> WHAT IS BEING ASKED
Leave the pictures out and print every record below exactly as it stands.

> MATERIAL PROVIDED
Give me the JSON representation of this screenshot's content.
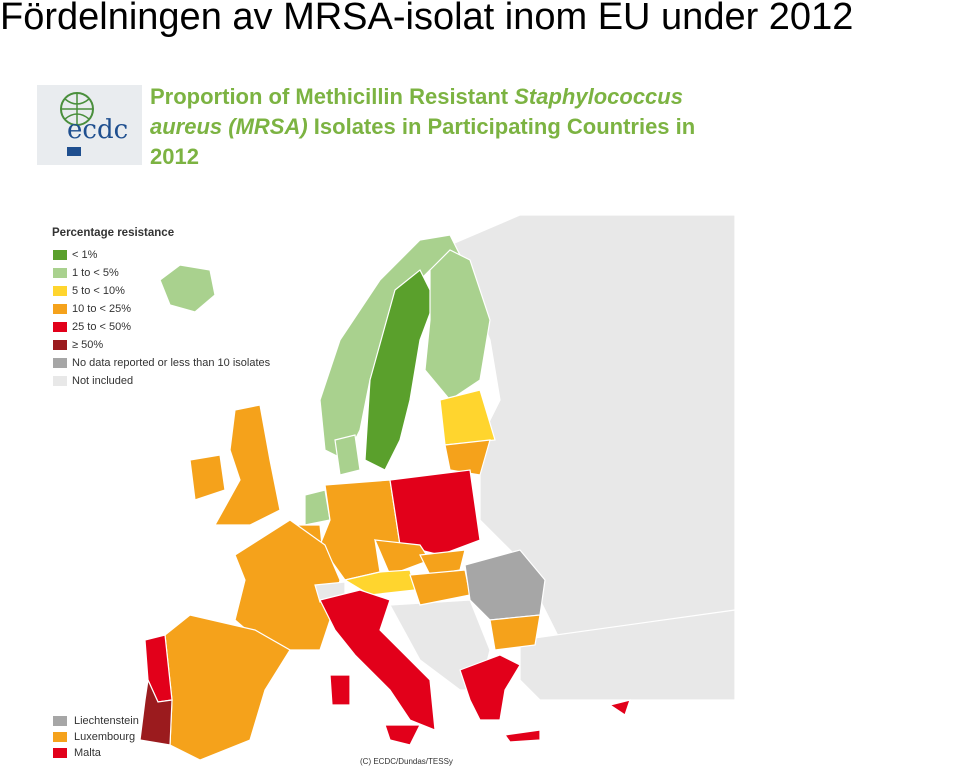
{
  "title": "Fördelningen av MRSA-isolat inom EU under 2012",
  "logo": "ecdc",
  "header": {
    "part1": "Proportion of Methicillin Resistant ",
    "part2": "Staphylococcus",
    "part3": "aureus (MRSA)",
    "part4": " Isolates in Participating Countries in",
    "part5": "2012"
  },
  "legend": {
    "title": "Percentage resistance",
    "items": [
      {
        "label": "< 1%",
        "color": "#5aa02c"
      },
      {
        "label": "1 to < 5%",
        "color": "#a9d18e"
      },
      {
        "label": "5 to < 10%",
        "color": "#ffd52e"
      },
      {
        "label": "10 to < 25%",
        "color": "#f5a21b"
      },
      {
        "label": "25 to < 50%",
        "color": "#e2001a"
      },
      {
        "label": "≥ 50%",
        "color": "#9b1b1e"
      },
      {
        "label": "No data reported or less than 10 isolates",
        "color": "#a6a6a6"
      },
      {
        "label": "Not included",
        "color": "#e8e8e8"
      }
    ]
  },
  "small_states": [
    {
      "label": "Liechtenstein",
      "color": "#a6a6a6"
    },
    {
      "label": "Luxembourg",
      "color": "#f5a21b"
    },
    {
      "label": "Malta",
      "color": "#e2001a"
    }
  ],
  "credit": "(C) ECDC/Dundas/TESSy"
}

> RESULT OF THIS TASK
Give me the JSON representation of this screenshot's content.
{
  "title": "Fördelningen av MRSA-isolat inom EU under 2012",
  "logo": "ecdc",
  "header": {
    "part1": "Proportion of Methicillin Resistant ",
    "part2": "Staphylococcus",
    "part3": "aureus (MRSA)",
    "part4": " Isolates in Participating Countries in",
    "part5": "2012"
  },
  "legend": {
    "title": "Percentage resistance",
    "items": [
      {
        "label": "< 1%",
        "color": "#5aa02c"
      },
      {
        "label": "1 to < 5%",
        "color": "#a9d18e"
      },
      {
        "label": "5 to < 10%",
        "color": "#ffd52e"
      },
      {
        "label": "10 to < 25%",
        "color": "#f5a21b"
      },
      {
        "label": "25 to < 50%",
        "color": "#e2001a"
      },
      {
        "label": "≥ 50%",
        "color": "#9b1b1e"
      },
      {
        "label": "No data reported or less than 10 isolates",
        "color": "#a6a6a6"
      },
      {
        "label": "Not included",
        "color": "#e8e8e8"
      }
    ]
  },
  "small_states": [
    {
      "label": "Liechtenstein",
      "color": "#a6a6a6"
    },
    {
      "label": "Luxembourg",
      "color": "#f5a21b"
    },
    {
      "label": "Malta",
      "color": "#e2001a"
    }
  ],
  "credit": "(C) ECDC/Dundas/TESSy"
}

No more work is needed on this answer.